TEXT SHOWN:

>>

Yet aside from a few regional stalwarts, relatively few asset owners in Asia Pacific have fully embraced passive investing. 
Just over half of asset owners said they use passive investment vehicles for less than 15% of their assets.
In AsianInvestor's latest quarterly sentiment indicator we asked regional asset owners how much of their portfolio is invested via passive investment vehicles or strategies. Just over half (51%) said they use them for less than 15% of their assets, nearly one third said they do so for 30% or more of their AUM, and just 18% used them for over half. 
 
“In the US roughly half [of equities investing] is passive and internationally it’s about 40%, while it’s much less – sub 20% – for fixed income,” said Jarrad Linzie, head of index research product development at JP Morgan. 
 
This reluctance is hard to pin down, but it likely stems from a traditional belief in the benefits of active investments in the region. It took the US nearly 30 years to embrace the idea of passive investing in its stock market so it’s not entirely surprising that it’s taking Asian asset owners time to reach similar conclusions.
 
PASSIVE SUPPORTERS
 
While interest is rising slowly, there are several large users in Asia Pacific. 
 
New Zealand Super is one. Its passive reference portfolio allocates across equity and bonds, and invests about two-thirds of its NZ$47 billion ($30 billion) in assets. The rest the sovereign wealth fund actively invests via an internal team, looking to beat the reference portfolio returns in large part by investing in illiquid assets.

<<

INSTRUCTIONS TO FOLLOW: Transcribe the stretch of the passage on passive investing in Asia Pacific from "In AsianInvestor's latest" through "at JP Morgan.".

MATERIAL SHOWN:
>>

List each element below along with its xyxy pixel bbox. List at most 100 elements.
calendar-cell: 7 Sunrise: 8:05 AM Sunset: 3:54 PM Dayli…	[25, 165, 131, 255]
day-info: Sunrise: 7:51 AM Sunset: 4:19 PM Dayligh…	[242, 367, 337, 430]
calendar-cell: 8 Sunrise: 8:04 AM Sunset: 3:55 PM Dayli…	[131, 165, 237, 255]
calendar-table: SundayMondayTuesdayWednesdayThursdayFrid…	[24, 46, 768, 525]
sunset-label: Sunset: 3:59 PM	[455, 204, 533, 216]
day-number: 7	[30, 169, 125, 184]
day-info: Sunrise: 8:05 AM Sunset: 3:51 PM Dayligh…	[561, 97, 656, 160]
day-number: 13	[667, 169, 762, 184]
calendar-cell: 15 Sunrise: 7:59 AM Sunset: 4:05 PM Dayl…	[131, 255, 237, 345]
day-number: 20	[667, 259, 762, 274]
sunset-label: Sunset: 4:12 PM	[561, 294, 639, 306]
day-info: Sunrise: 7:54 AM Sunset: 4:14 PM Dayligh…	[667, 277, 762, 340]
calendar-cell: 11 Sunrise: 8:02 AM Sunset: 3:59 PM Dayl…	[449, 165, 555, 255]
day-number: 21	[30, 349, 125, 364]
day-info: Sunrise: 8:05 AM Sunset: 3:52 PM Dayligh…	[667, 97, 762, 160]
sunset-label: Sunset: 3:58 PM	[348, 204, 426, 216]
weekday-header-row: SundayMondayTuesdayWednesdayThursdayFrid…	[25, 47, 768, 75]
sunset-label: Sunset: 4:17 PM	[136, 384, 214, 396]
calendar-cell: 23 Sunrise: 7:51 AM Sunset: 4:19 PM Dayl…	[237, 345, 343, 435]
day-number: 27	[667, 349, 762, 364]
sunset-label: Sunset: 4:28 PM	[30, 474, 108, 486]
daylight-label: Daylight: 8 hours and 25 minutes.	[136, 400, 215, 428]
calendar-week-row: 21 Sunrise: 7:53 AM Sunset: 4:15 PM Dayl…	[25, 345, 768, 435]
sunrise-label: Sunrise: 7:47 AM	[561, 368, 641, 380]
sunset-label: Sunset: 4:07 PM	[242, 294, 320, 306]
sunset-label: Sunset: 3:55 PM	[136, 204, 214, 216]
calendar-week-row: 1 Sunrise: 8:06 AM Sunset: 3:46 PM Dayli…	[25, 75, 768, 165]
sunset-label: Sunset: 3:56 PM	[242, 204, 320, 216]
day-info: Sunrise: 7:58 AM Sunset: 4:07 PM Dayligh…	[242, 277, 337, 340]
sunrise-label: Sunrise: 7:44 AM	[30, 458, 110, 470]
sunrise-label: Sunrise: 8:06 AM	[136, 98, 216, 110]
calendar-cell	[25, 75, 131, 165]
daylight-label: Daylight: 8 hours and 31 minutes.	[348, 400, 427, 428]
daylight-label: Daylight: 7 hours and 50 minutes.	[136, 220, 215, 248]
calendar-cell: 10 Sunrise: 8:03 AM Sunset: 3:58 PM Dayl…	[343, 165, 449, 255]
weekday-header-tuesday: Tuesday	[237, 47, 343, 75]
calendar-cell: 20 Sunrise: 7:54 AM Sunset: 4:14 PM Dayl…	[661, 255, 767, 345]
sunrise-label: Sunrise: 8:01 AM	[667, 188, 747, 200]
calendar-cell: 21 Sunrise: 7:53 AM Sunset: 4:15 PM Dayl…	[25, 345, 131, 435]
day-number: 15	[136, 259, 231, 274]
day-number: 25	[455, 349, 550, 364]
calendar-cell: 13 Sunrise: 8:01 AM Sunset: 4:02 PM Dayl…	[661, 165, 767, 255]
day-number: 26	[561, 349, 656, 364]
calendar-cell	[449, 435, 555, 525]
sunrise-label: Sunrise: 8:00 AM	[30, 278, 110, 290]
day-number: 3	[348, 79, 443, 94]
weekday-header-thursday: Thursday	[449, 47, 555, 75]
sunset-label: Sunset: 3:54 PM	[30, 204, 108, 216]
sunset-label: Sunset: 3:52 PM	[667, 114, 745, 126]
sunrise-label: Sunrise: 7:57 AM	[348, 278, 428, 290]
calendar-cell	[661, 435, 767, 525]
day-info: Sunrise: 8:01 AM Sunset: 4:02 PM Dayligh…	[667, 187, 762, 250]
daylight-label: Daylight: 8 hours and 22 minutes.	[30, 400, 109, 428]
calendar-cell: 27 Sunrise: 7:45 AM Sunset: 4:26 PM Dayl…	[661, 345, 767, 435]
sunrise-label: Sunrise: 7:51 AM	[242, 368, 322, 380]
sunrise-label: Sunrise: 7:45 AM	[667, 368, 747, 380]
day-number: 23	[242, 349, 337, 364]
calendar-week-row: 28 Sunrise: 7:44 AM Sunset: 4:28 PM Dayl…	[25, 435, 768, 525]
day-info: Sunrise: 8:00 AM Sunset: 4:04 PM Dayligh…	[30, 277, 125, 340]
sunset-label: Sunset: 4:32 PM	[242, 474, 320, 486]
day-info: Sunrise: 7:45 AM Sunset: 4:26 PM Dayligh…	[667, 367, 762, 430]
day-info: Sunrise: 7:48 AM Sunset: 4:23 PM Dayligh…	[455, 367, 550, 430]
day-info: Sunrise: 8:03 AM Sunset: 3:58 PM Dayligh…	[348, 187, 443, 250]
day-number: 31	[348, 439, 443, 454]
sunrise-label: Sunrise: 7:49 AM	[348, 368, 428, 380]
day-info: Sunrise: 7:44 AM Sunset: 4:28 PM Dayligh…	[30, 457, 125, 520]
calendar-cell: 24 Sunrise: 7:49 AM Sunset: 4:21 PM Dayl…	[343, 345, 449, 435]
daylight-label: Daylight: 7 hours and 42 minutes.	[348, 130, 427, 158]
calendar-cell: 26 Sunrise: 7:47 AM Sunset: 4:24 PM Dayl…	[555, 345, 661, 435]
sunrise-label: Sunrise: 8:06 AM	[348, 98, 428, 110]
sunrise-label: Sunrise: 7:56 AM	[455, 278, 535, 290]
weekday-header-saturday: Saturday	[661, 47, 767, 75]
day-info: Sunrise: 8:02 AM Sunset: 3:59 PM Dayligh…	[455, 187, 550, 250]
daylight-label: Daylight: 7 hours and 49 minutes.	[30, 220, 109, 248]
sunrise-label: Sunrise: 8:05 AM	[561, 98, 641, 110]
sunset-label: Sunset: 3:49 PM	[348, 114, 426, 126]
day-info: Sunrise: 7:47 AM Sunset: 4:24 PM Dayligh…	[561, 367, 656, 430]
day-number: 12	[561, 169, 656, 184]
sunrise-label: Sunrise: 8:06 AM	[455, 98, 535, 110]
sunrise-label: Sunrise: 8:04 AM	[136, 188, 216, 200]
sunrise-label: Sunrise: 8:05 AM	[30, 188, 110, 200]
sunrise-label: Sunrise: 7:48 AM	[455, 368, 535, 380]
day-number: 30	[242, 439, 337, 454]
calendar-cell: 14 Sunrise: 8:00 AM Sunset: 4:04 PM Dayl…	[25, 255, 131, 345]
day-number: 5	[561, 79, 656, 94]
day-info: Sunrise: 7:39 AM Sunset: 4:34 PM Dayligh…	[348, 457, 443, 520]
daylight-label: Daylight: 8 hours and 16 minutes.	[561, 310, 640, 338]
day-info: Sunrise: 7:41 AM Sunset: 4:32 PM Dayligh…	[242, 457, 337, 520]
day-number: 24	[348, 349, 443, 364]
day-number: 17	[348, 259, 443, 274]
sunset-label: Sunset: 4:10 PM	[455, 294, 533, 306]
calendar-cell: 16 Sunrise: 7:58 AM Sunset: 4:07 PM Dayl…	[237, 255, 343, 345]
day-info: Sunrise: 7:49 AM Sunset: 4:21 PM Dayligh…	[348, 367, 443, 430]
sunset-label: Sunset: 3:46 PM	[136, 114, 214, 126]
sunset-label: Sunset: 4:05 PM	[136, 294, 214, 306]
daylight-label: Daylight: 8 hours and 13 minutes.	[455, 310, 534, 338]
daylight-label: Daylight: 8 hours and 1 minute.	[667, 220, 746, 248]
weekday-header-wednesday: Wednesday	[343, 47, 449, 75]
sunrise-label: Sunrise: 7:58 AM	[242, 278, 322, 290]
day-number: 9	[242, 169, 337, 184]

<<

WRITTEN RESPONSE:
In AsianInvestor's latest quarterly sentiment indicator we asked regional asset owners how much of their portfolio is invested via passive investment vehicles or strategies. Just over half (51%) said they use them for less than 15% of their assets, nearly one third said they do so for 30% or more of their AUM, and just 18% used them for over half. 
 
“In the US roughly half [of equities investing] is passive and internationally it’s about 40%, while it’s much less – sub 20% – for fixed income,” said Jarrad Linzie, head of index research product development at JP Morgan.